[Supplied records]:
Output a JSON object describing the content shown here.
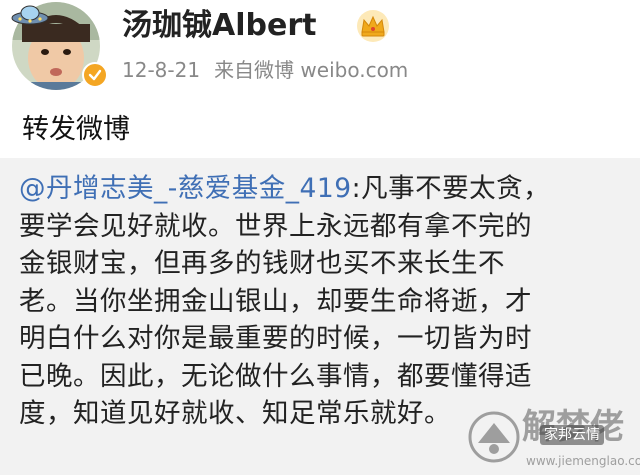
{
  "post": {
    "username": "汤珈铖Albert",
    "date": "12-8-21",
    "source": "来自微博 weibo.com",
    "repost_label": "转发微博",
    "quote": {
      "mention": "@丹增志美_-慈爱基金_419",
      "lines": [
        ":凡事不要太贪，",
        "要学会见好就收。世界上永远都有拿不完的",
        "金银财宝，但再多的钱财也买不来长生不",
        "老。当你坐拥金山银山，却要生命将逝，才",
        "明白什么对你是最重要的时候，一切皆为时",
        "已晚。因此，无论做什么事情，都要懂得适",
        "度，知道见好就收、知足常乐就好。"
      ]
    }
  },
  "watermark": {
    "big_text": "解梦佬",
    "small_text": "www.jiemenglao.com",
    "tag_text": "家邦云情"
  },
  "colors": {
    "mention": "#3f6fb5",
    "quote_background": "#f2f2f2",
    "meta_text": "#888888",
    "verified_badge": "#f4a623",
    "crown": "#f0a91c"
  },
  "icons": {
    "verified": "verified-badge-icon",
    "crown": "crown-icon",
    "ufo": "ufo-icon",
    "watermark_logo": "watermark-logo-icon"
  }
}
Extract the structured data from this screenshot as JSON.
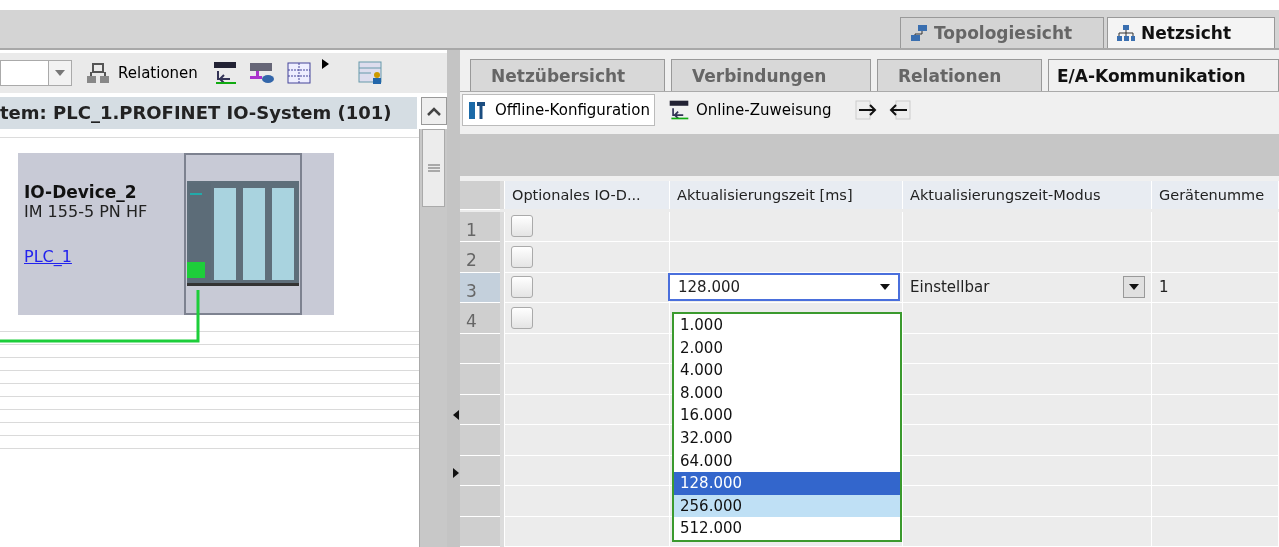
{
  "view_tabs": [
    {
      "label": "Topologiesicht",
      "selected": false
    },
    {
      "label": "Netzsicht",
      "selected": true
    }
  ],
  "left_panel": {
    "toolbar": {
      "relations_button": "Relationen"
    },
    "header": "tem: PLC_1.PROFINET IO-System (101)",
    "device": {
      "name": "IO-Device_2",
      "type": "IM 155-5 PN HF",
      "plc_link": "PLC_1"
    }
  },
  "right_panel": {
    "tabs": [
      {
        "label": "Netzübersicht",
        "selected": false
      },
      {
        "label": "Verbindungen",
        "selected": false
      },
      {
        "label": "Relationen",
        "selected": false
      },
      {
        "label": "E/A-Kommunikation",
        "selected": true
      }
    ],
    "toolbar": [
      {
        "label": "Offline-Konfiguration",
        "selected": true
      },
      {
        "label": "Online-Zuweisung",
        "selected": false
      }
    ],
    "table": {
      "columns": [
        "Optionales IO-D...",
        "Aktualisierungszeit [ms]",
        "Aktualisierungszeit-Modus",
        "Gerätenumme"
      ],
      "rows": [
        {
          "number": "1",
          "checked": false,
          "selected": false
        },
        {
          "number": "2",
          "checked": false,
          "selected": false
        },
        {
          "number": "3",
          "checked": false,
          "selected": true,
          "update_time": "128.000",
          "mode": "Einstellbar",
          "device_number": "1"
        },
        {
          "number": "4",
          "checked": false,
          "selected": false
        }
      ]
    },
    "dropdown": {
      "options": [
        {
          "label": "1.000",
          "selected": false,
          "highlighted": false
        },
        {
          "label": "2.000",
          "selected": false,
          "highlighted": false
        },
        {
          "label": "4.000",
          "selected": false,
          "highlighted": false
        },
        {
          "label": "8.000",
          "selected": false,
          "highlighted": false
        },
        {
          "label": "16.000",
          "selected": false,
          "highlighted": false
        },
        {
          "label": "32.000",
          "selected": false,
          "highlighted": false
        },
        {
          "label": "64.000",
          "selected": false,
          "highlighted": false
        },
        {
          "label": "128.000",
          "selected": true,
          "highlighted": false
        },
        {
          "label": "256.000",
          "selected": false,
          "highlighted": true
        },
        {
          "label": "512.000",
          "selected": false,
          "highlighted": false
        }
      ]
    }
  }
}
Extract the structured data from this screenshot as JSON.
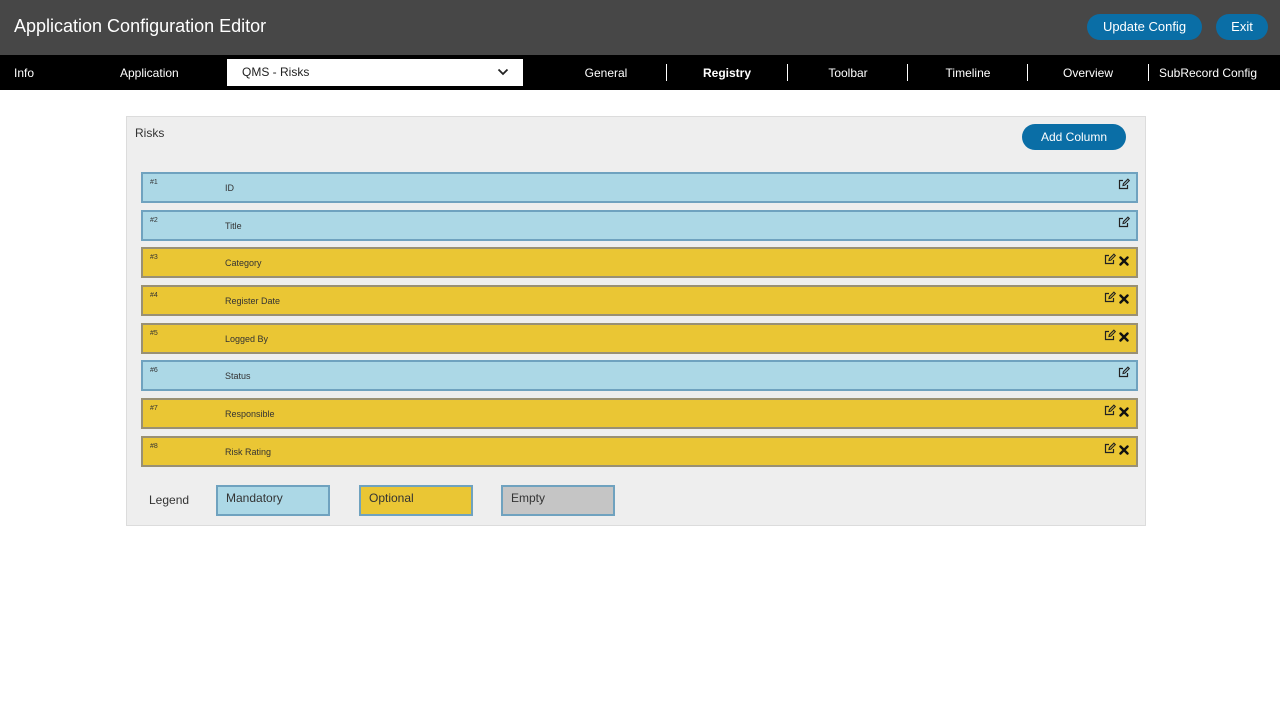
{
  "app": {
    "title": "Application Configuration Editor",
    "update_label": "Update Config",
    "exit_label": "Exit"
  },
  "nav": {
    "info_label": "Info",
    "application_label": "Application",
    "selected_application": "QMS - Risks",
    "tabs": [
      "General",
      "Registry",
      "Toolbar",
      "Timeline",
      "Overview",
      "SubRecord Config"
    ],
    "active_tab": "Registry"
  },
  "panel": {
    "title": "Risks",
    "add_column_label": "Add Column",
    "columns": [
      {
        "num": "#1",
        "label": "ID",
        "kind": "mandatory"
      },
      {
        "num": "#2",
        "label": "Title",
        "kind": "mandatory"
      },
      {
        "num": "#3",
        "label": "Category",
        "kind": "optional"
      },
      {
        "num": "#4",
        "label": "Register Date",
        "kind": "optional"
      },
      {
        "num": "#5",
        "label": "Logged By",
        "kind": "optional"
      },
      {
        "num": "#6",
        "label": "Status",
        "kind": "mandatory"
      },
      {
        "num": "#7",
        "label": "Responsible",
        "kind": "optional"
      },
      {
        "num": "#8",
        "label": "Risk Rating",
        "kind": "optional"
      }
    ]
  },
  "legend": {
    "label": "Legend",
    "mandatory": "Mandatory",
    "optional": "Optional",
    "empty": "Empty"
  },
  "colors": {
    "mandatory": "#acd8e6",
    "optional": "#eac634",
    "empty": "#c5c5c5",
    "accent": "#0a6ea6"
  }
}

[Your objective]:
Return each line with "Risks".

[Written reply]:
    "selected_application": "QMS - Risks",
    "title": "Risks",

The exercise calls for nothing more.